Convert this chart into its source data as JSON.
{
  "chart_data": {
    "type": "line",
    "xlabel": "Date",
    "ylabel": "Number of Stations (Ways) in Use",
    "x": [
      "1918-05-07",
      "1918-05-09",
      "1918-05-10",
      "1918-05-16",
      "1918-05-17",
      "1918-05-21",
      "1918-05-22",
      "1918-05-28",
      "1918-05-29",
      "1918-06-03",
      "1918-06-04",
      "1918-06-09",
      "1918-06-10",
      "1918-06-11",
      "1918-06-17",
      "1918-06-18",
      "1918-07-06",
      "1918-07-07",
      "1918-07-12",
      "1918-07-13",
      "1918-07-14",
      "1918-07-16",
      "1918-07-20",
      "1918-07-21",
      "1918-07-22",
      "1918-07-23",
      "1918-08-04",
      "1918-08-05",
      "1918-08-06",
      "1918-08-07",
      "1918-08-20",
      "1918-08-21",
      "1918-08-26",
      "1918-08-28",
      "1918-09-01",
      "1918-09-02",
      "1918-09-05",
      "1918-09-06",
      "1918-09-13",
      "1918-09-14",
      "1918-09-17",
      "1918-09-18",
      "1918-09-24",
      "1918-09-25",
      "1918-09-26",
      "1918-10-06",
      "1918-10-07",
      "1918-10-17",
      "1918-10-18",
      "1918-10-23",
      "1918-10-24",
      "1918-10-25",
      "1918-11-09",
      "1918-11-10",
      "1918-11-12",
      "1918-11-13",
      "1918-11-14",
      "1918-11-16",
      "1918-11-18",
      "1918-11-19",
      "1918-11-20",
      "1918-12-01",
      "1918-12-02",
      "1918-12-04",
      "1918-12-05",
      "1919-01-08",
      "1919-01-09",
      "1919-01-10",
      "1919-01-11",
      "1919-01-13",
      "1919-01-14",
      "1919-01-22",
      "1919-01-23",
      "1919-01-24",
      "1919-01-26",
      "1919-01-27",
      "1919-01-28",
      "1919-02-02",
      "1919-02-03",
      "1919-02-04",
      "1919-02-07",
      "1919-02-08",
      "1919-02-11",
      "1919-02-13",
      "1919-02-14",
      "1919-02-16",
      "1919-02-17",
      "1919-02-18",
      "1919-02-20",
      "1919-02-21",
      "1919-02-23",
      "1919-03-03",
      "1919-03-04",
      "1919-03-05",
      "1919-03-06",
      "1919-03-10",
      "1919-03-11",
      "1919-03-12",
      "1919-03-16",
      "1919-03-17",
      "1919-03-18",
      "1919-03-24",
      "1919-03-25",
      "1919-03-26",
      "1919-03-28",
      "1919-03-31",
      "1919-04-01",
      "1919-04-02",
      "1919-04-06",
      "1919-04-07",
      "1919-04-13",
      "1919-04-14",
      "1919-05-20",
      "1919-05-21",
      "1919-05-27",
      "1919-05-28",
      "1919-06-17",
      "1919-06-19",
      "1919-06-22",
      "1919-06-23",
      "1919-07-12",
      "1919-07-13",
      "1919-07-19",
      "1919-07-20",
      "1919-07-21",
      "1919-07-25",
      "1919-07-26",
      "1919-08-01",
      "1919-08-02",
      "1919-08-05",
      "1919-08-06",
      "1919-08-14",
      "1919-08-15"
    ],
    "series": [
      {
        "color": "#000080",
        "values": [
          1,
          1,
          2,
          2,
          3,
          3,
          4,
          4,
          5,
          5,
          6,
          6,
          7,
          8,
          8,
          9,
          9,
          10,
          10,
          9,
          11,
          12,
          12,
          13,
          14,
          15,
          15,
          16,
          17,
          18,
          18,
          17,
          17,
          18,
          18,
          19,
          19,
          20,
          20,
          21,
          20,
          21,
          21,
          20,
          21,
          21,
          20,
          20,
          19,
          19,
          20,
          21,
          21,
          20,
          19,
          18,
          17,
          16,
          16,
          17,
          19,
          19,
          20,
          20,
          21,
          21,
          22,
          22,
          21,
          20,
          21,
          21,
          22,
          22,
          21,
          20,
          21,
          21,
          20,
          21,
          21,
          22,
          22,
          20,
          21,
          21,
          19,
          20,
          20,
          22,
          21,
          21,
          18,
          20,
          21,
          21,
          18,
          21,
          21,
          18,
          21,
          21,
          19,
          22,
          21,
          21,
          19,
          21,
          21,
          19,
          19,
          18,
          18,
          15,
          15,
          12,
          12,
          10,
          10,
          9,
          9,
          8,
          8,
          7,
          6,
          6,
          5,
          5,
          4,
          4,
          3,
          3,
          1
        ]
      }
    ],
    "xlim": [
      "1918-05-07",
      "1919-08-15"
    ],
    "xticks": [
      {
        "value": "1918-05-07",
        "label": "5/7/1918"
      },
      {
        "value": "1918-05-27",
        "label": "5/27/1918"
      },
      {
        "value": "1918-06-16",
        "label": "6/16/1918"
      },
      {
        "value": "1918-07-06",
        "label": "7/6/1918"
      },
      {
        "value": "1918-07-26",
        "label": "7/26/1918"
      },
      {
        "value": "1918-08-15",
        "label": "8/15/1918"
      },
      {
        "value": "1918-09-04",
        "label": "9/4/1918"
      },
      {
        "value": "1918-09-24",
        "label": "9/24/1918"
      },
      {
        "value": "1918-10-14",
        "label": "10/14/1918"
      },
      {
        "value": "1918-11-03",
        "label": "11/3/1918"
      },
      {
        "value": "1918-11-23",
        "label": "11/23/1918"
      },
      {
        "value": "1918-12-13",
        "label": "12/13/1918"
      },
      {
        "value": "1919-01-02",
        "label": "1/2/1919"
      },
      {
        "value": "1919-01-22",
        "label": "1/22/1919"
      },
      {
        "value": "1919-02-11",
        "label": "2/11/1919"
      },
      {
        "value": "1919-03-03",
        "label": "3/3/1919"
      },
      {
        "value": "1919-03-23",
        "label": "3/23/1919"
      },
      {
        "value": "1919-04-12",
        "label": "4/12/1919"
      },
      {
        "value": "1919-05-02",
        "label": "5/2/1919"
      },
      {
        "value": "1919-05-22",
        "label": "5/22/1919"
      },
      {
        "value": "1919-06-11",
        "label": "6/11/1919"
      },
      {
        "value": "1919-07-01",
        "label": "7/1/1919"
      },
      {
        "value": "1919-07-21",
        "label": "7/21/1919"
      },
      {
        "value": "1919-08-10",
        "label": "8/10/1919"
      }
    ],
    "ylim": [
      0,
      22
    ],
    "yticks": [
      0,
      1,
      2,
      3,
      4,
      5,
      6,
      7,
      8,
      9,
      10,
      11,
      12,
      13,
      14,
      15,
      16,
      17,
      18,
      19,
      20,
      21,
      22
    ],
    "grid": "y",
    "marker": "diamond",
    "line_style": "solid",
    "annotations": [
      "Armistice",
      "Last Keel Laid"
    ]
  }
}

* [What to work on] Reproduce each line of the material above precisely.

* [Result of this exercise]
Convert this chart into its source data as JSON.
{
  "chart_data": {
    "type": "line",
    "xlabel": "Date",
    "ylabel": "Number of Stations (Ways) in Use",
    "x": [
      "1918-05-07",
      "1918-05-09",
      "1918-05-10",
      "1918-05-16",
      "1918-05-17",
      "1918-05-21",
      "1918-05-22",
      "1918-05-28",
      "1918-05-29",
      "1918-06-03",
      "1918-06-04",
      "1918-06-09",
      "1918-06-10",
      "1918-06-11",
      "1918-06-17",
      "1918-06-18",
      "1918-07-06",
      "1918-07-07",
      "1918-07-12",
      "1918-07-13",
      "1918-07-14",
      "1918-07-16",
      "1918-07-20",
      "1918-07-21",
      "1918-07-22",
      "1918-07-23",
      "1918-08-04",
      "1918-08-05",
      "1918-08-06",
      "1918-08-07",
      "1918-08-20",
      "1918-08-21",
      "1918-08-26",
      "1918-08-28",
      "1918-09-01",
      "1918-09-02",
      "1918-09-05",
      "1918-09-06",
      "1918-09-13",
      "1918-09-14",
      "1918-09-17",
      "1918-09-18",
      "1918-09-24",
      "1918-09-25",
      "1918-09-26",
      "1918-10-06",
      "1918-10-07",
      "1918-10-17",
      "1918-10-18",
      "1918-10-23",
      "1918-10-24",
      "1918-10-25",
      "1918-11-09",
      "1918-11-10",
      "1918-11-12",
      "1918-11-13",
      "1918-11-14",
      "1918-11-16",
      "1918-11-18",
      "1918-11-19",
      "1918-11-20",
      "1918-12-01",
      "1918-12-02",
      "1918-12-04",
      "1918-12-05",
      "1919-01-08",
      "1919-01-09",
      "1919-01-10",
      "1919-01-11",
      "1919-01-13",
      "1919-01-14",
      "1919-01-22",
      "1919-01-23",
      "1919-01-24",
      "1919-01-26",
      "1919-01-27",
      "1919-01-28",
      "1919-02-02",
      "1919-02-03",
      "1919-02-04",
      "1919-02-07",
      "1919-02-08",
      "1919-02-11",
      "1919-02-13",
      "1919-02-14",
      "1919-02-16",
      "1919-02-17",
      "1919-02-18",
      "1919-02-20",
      "1919-02-21",
      "1919-02-23",
      "1919-03-03",
      "1919-03-04",
      "1919-03-05",
      "1919-03-06",
      "1919-03-10",
      "1919-03-11",
      "1919-03-12",
      "1919-03-16",
      "1919-03-17",
      "1919-03-18",
      "1919-03-24",
      "1919-03-25",
      "1919-03-26",
      "1919-03-28",
      "1919-03-31",
      "1919-04-01",
      "1919-04-02",
      "1919-04-06",
      "1919-04-07",
      "1919-04-13",
      "1919-04-14",
      "1919-05-20",
      "1919-05-21",
      "1919-05-27",
      "1919-05-28",
      "1919-06-17",
      "1919-06-19",
      "1919-06-22",
      "1919-06-23",
      "1919-07-12",
      "1919-07-13",
      "1919-07-19",
      "1919-07-20",
      "1919-07-21",
      "1919-07-25",
      "1919-07-26",
      "1919-08-01",
      "1919-08-02",
      "1919-08-05",
      "1919-08-06",
      "1919-08-14",
      "1919-08-15"
    ],
    "series": [
      {
        "color": "#000080",
        "values": [
          1,
          1,
          2,
          2,
          3,
          3,
          4,
          4,
          5,
          5,
          6,
          6,
          7,
          8,
          8,
          9,
          9,
          10,
          10,
          9,
          11,
          12,
          12,
          13,
          14,
          15,
          15,
          16,
          17,
          18,
          18,
          17,
          17,
          18,
          18,
          19,
          19,
          20,
          20,
          21,
          20,
          21,
          21,
          20,
          21,
          21,
          20,
          20,
          19,
          19,
          20,
          21,
          21,
          20,
          19,
          18,
          17,
          16,
          16,
          17,
          19,
          19,
          20,
          20,
          21,
          21,
          22,
          22,
          21,
          20,
          21,
          21,
          22,
          22,
          21,
          20,
          21,
          21,
          20,
          21,
          21,
          22,
          22,
          20,
          21,
          21,
          19,
          20,
          20,
          22,
          21,
          21,
          18,
          20,
          21,
          21,
          18,
          21,
          21,
          18,
          21,
          21,
          19,
          22,
          21,
          21,
          19,
          21,
          21,
          19,
          19,
          18,
          18,
          15,
          15,
          12,
          12,
          10,
          10,
          9,
          9,
          8,
          8,
          7,
          6,
          6,
          5,
          5,
          4,
          4,
          3,
          3,
          1
        ]
      }
    ],
    "xlim": [
      "1918-05-07",
      "1919-08-15"
    ],
    "xticks": [
      {
        "value": "1918-05-07",
        "label": "5/7/1918"
      },
      {
        "value": "1918-05-27",
        "label": "5/27/1918"
      },
      {
        "value": "1918-06-16",
        "label": "6/16/1918"
      },
      {
        "value": "1918-07-06",
        "label": "7/6/1918"
      },
      {
        "value": "1918-07-26",
        "label": "7/26/1918"
      },
      {
        "value": "1918-08-15",
        "label": "8/15/1918"
      },
      {
        "value": "1918-09-04",
        "label": "9/4/1918"
      },
      {
        "value": "1918-09-24",
        "label": "9/24/1918"
      },
      {
        "value": "1918-10-14",
        "label": "10/14/1918"
      },
      {
        "value": "1918-11-03",
        "label": "11/3/1918"
      },
      {
        "value": "1918-11-23",
        "label": "11/23/1918"
      },
      {
        "value": "1918-12-13",
        "label": "12/13/1918"
      },
      {
        "value": "1919-01-02",
        "label": "1/2/1919"
      },
      {
        "value": "1919-01-22",
        "label": "1/22/1919"
      },
      {
        "value": "1919-02-11",
        "label": "2/11/1919"
      },
      {
        "value": "1919-03-03",
        "label": "3/3/1919"
      },
      {
        "value": "1919-03-23",
        "label": "3/23/1919"
      },
      {
        "value": "1919-04-12",
        "label": "4/12/1919"
      },
      {
        "value": "1919-05-02",
        "label": "5/2/1919"
      },
      {
        "value": "1919-05-22",
        "label": "5/22/1919"
      },
      {
        "value": "1919-06-11",
        "label": "6/11/1919"
      },
      {
        "value": "1919-07-01",
        "label": "7/1/1919"
      },
      {
        "value": "1919-07-21",
        "label": "7/21/1919"
      },
      {
        "value": "1919-08-10",
        "label": "8/10/1919"
      }
    ],
    "ylim": [
      0,
      22
    ],
    "yticks": [
      0,
      1,
      2,
      3,
      4,
      5,
      6,
      7,
      8,
      9,
      10,
      11,
      12,
      13,
      14,
      15,
      16,
      17,
      18,
      19,
      20,
      21,
      22
    ],
    "grid": "y",
    "marker": "diamond",
    "line_style": "solid",
    "annotations": [
      "Armistice",
      "Last Keel Laid"
    ]
  }
}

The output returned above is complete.